(Structured figure records)
--------

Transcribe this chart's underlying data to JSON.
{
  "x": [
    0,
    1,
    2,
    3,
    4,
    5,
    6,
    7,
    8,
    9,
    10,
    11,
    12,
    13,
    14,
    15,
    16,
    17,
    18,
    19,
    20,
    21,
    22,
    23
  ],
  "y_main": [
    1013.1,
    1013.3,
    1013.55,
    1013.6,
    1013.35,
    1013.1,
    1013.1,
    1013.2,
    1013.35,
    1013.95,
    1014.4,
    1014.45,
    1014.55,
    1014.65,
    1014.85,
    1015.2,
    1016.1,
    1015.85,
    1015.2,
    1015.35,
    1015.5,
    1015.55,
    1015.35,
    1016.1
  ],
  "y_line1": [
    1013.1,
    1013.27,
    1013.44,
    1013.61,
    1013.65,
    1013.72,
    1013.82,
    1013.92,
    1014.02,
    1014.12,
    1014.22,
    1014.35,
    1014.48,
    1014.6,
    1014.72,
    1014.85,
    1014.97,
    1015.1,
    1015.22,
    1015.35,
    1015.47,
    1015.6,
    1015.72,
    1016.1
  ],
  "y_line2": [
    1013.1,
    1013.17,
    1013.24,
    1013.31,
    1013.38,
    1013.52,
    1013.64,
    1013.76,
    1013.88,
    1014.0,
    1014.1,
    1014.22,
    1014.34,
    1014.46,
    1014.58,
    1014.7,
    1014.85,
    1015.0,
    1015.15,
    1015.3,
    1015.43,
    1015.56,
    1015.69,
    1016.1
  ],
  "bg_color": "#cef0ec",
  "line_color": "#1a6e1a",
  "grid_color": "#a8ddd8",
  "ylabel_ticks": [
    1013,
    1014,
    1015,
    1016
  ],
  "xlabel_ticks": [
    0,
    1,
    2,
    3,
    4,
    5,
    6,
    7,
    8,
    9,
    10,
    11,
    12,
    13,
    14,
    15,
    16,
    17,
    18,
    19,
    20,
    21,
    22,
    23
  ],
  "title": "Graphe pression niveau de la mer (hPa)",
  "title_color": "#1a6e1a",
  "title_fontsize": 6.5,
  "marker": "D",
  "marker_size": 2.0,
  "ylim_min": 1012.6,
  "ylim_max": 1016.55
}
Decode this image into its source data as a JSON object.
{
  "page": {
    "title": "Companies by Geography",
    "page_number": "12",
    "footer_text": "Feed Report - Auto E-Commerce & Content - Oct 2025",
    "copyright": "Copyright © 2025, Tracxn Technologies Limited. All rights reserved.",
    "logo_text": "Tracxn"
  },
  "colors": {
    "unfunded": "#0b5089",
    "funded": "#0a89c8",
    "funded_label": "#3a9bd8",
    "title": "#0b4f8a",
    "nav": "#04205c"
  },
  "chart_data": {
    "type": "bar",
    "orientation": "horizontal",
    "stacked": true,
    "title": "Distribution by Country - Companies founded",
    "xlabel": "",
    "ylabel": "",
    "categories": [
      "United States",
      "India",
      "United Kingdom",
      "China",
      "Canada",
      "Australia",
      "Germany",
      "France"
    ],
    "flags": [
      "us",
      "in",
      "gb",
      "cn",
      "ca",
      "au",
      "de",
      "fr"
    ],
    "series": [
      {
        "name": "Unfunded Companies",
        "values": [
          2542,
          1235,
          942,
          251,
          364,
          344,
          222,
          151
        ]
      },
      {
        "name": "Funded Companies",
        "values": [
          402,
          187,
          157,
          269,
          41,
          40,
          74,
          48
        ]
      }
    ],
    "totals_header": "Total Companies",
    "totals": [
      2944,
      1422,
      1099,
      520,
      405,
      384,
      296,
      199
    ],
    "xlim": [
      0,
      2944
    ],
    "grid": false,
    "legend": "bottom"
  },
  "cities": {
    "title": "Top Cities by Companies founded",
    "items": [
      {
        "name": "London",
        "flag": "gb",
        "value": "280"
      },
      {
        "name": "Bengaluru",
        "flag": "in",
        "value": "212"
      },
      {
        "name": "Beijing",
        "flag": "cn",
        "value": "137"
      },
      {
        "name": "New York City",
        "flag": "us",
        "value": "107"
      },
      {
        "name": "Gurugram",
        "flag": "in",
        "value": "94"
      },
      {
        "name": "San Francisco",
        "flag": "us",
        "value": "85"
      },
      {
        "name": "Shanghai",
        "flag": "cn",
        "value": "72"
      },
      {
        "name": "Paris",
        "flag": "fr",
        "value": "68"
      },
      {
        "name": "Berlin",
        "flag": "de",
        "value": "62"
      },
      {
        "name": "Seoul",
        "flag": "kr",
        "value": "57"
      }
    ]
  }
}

--------

GIVEN EXERCISE - Using the material above, state how many lines include the string "founded". Answer with a single number.

TASK OUTPUT - 2